Of all the lines in the material, how many include the word "scaling"? Give only the number.

## start SUPPLIED RECORDS

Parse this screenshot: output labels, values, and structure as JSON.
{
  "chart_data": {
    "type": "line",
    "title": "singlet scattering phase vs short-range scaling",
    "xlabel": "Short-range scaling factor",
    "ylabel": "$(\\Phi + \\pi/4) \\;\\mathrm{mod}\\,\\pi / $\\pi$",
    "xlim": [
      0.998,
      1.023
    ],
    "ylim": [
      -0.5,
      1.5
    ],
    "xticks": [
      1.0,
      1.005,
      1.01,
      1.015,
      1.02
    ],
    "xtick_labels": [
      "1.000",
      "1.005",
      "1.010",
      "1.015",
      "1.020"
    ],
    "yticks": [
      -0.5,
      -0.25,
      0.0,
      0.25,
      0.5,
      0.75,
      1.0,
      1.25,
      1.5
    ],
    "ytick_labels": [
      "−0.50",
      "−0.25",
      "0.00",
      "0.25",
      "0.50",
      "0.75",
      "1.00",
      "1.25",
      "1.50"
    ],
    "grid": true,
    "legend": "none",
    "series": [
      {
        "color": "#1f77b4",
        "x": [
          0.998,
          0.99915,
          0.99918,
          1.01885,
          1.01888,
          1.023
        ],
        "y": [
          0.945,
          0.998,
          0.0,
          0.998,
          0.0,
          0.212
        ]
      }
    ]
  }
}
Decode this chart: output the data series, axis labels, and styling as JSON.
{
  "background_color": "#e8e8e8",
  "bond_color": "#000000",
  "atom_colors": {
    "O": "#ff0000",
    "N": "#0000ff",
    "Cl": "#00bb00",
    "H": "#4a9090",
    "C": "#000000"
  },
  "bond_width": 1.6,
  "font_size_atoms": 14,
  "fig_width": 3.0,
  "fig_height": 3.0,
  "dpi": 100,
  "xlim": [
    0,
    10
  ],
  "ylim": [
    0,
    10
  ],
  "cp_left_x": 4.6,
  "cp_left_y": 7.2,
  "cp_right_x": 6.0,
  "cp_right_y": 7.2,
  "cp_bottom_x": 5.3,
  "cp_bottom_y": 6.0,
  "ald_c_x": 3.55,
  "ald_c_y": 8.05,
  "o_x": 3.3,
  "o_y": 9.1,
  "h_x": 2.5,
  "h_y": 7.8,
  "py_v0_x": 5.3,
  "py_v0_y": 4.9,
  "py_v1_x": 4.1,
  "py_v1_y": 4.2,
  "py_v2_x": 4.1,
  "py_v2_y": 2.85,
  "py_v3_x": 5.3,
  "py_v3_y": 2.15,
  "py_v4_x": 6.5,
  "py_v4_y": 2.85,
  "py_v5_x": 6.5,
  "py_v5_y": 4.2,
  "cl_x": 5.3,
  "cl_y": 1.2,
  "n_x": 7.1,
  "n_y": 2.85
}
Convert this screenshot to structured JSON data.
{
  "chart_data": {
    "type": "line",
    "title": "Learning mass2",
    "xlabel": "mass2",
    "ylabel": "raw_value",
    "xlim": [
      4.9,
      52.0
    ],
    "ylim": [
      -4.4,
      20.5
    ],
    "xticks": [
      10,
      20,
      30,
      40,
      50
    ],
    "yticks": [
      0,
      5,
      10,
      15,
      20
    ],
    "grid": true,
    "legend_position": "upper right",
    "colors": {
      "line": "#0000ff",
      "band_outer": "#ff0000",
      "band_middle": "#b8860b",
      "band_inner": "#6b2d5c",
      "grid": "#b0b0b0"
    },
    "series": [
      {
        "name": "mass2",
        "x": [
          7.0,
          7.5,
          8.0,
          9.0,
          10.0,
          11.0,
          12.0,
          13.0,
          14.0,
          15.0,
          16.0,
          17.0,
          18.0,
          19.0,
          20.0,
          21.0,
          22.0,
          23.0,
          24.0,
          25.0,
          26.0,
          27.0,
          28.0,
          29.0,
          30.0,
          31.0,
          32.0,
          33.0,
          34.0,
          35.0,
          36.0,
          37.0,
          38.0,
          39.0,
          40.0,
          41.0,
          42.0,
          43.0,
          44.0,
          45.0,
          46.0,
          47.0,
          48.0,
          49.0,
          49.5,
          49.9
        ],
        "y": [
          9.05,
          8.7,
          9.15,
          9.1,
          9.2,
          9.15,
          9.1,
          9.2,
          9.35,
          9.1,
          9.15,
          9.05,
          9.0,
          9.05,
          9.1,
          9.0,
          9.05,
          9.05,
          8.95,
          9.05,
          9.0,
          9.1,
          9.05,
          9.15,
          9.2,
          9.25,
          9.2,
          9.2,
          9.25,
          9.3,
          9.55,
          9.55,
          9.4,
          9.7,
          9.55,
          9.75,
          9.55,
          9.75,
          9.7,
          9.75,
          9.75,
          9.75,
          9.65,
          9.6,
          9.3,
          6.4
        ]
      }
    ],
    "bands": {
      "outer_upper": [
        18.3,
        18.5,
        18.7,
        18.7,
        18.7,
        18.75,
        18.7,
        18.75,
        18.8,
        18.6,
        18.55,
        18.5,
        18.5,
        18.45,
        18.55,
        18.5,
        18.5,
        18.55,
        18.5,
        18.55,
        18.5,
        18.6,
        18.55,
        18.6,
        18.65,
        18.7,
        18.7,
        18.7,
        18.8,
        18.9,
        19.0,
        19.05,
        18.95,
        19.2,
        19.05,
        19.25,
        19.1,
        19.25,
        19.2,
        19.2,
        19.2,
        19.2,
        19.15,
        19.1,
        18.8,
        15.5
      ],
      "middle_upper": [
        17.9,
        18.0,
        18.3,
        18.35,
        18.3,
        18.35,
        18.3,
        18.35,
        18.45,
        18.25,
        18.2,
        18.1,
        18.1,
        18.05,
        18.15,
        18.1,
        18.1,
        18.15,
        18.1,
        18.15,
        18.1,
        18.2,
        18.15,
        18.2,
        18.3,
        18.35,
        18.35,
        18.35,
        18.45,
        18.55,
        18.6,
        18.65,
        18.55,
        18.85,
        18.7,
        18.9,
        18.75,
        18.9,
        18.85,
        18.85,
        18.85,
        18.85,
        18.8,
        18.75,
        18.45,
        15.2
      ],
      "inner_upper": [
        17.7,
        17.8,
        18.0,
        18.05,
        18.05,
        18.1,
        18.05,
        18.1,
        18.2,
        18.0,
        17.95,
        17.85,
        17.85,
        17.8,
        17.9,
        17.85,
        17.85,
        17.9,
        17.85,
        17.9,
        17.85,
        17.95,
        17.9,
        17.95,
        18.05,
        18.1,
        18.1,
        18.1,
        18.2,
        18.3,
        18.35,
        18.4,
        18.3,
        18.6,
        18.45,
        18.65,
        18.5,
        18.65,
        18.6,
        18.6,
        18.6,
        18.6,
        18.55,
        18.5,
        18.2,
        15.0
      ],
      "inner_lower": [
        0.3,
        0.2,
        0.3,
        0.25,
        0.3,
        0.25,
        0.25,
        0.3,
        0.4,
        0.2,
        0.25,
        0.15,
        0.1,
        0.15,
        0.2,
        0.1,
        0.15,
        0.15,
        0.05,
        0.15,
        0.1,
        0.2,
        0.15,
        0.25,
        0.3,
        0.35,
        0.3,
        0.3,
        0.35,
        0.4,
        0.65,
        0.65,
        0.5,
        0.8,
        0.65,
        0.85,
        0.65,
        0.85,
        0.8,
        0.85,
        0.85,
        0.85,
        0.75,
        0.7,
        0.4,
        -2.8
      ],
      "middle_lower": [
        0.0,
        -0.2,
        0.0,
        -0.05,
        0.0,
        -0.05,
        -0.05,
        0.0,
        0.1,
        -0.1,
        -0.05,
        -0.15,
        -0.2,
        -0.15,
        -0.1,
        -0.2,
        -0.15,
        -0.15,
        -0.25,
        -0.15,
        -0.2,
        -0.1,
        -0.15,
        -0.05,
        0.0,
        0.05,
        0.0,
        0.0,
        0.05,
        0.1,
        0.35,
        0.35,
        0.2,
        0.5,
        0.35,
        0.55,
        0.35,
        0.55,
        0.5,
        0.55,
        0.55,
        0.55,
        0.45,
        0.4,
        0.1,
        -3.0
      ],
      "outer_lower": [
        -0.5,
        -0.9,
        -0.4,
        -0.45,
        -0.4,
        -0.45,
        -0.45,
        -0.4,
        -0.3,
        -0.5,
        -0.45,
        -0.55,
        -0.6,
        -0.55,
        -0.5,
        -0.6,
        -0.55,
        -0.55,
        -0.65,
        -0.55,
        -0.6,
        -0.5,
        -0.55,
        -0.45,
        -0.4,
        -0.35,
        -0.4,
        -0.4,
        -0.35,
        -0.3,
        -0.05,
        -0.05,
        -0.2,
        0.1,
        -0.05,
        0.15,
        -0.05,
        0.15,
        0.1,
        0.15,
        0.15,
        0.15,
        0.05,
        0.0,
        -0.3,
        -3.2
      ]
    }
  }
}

## end SUPPLIED RECORDS

RESULT
2